Do this: Without the pictures, can you quote each line below exactly?

Records from a data source
===

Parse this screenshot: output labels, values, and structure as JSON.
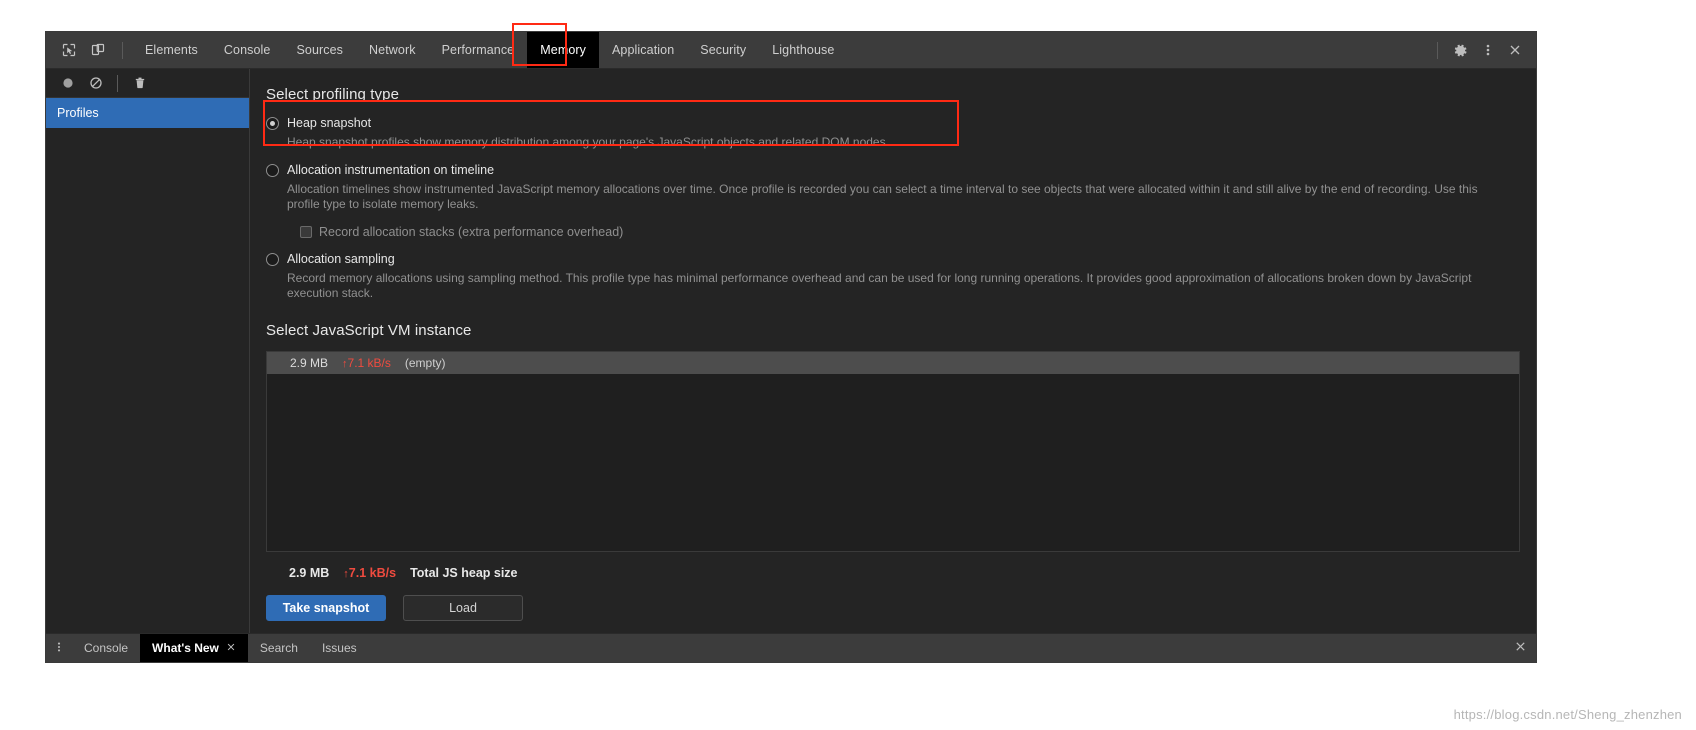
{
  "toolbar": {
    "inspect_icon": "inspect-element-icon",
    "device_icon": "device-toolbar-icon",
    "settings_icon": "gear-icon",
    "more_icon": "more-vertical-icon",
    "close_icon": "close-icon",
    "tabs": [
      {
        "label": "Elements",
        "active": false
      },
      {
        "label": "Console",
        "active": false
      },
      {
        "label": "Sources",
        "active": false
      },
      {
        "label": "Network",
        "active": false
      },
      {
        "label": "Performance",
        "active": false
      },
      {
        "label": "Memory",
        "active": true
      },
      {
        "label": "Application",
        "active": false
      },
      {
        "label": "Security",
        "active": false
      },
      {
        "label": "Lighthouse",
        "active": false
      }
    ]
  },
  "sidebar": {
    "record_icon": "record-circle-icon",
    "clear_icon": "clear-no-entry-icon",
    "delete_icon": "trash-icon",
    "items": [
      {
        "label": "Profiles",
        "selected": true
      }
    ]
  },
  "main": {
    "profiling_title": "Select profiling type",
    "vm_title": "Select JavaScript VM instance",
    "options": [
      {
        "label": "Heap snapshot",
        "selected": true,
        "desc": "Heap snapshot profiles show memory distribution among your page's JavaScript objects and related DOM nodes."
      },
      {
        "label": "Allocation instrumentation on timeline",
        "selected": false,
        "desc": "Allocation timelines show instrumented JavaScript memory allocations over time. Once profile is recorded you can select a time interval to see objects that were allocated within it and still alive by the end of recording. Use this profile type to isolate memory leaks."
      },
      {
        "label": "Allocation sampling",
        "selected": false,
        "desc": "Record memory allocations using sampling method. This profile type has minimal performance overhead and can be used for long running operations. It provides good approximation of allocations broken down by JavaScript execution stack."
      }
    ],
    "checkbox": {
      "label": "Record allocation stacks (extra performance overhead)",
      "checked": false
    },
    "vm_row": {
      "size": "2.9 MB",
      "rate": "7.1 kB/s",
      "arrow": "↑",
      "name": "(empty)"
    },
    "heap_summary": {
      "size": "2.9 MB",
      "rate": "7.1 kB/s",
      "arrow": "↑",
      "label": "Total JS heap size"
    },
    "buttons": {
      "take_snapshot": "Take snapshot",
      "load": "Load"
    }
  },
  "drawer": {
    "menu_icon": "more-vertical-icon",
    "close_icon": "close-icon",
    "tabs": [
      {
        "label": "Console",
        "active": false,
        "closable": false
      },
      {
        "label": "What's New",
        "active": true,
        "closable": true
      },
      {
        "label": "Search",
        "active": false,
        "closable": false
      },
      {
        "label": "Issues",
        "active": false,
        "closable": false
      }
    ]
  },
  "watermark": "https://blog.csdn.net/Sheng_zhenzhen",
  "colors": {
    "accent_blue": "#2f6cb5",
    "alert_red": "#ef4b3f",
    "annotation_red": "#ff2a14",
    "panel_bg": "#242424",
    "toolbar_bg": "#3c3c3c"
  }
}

===

Final result:
Parse this screenshot: output labels, values, and structure as JSON.
{
  "toolbar": {
    "inspect_icon": "inspect-element-icon",
    "device_icon": "device-toolbar-icon",
    "settings_icon": "gear-icon",
    "more_icon": "more-vertical-icon",
    "close_icon": "close-icon",
    "tabs": [
      {
        "label": "Elements",
        "active": false
      },
      {
        "label": "Console",
        "active": false
      },
      {
        "label": "Sources",
        "active": false
      },
      {
        "label": "Network",
        "active": false
      },
      {
        "label": "Performance",
        "active": false
      },
      {
        "label": "Memory",
        "active": true
      },
      {
        "label": "Application",
        "active": false
      },
      {
        "label": "Security",
        "active": false
      },
      {
        "label": "Lighthouse",
        "active": false
      }
    ]
  },
  "sidebar": {
    "record_icon": "record-circle-icon",
    "clear_icon": "clear-no-entry-icon",
    "delete_icon": "trash-icon",
    "items": [
      {
        "label": "Profiles",
        "selected": true
      }
    ]
  },
  "main": {
    "profiling_title": "Select profiling type",
    "vm_title": "Select JavaScript VM instance",
    "options": [
      {
        "label": "Heap snapshot",
        "selected": true,
        "desc": "Heap snapshot profiles show memory distribution among your page's JavaScript objects and related DOM nodes."
      },
      {
        "label": "Allocation instrumentation on timeline",
        "selected": false,
        "desc": "Allocation timelines show instrumented JavaScript memory allocations over time. Once profile is recorded you can select a time interval to see objects that were allocated within it and still alive by the end of recording. Use this profile type to isolate memory leaks."
      },
      {
        "label": "Allocation sampling",
        "selected": false,
        "desc": "Record memory allocations using sampling method. This profile type has minimal performance overhead and can be used for long running operations. It provides good approximation of allocations broken down by JavaScript execution stack."
      }
    ],
    "checkbox": {
      "label": "Record allocation stacks (extra performance overhead)",
      "checked": false
    },
    "vm_row": {
      "size": "2.9 MB",
      "rate": "7.1 kB/s",
      "arrow": "↑",
      "name": "(empty)"
    },
    "heap_summary": {
      "size": "2.9 MB",
      "rate": "7.1 kB/s",
      "arrow": "↑",
      "label": "Total JS heap size"
    },
    "buttons": {
      "take_snapshot": "Take snapshot",
      "load": "Load"
    }
  },
  "drawer": {
    "menu_icon": "more-vertical-icon",
    "close_icon": "close-icon",
    "tabs": [
      {
        "label": "Console",
        "active": false,
        "closable": false
      },
      {
        "label": "What's New",
        "active": true,
        "closable": true
      },
      {
        "label": "Search",
        "active": false,
        "closable": false
      },
      {
        "label": "Issues",
        "active": false,
        "closable": false
      }
    ]
  },
  "watermark": "https://blog.csdn.net/Sheng_zhenzhen",
  "colors": {
    "accent_blue": "#2f6cb5",
    "alert_red": "#ef4b3f",
    "annotation_red": "#ff2a14",
    "panel_bg": "#242424",
    "toolbar_bg": "#3c3c3c"
  }
}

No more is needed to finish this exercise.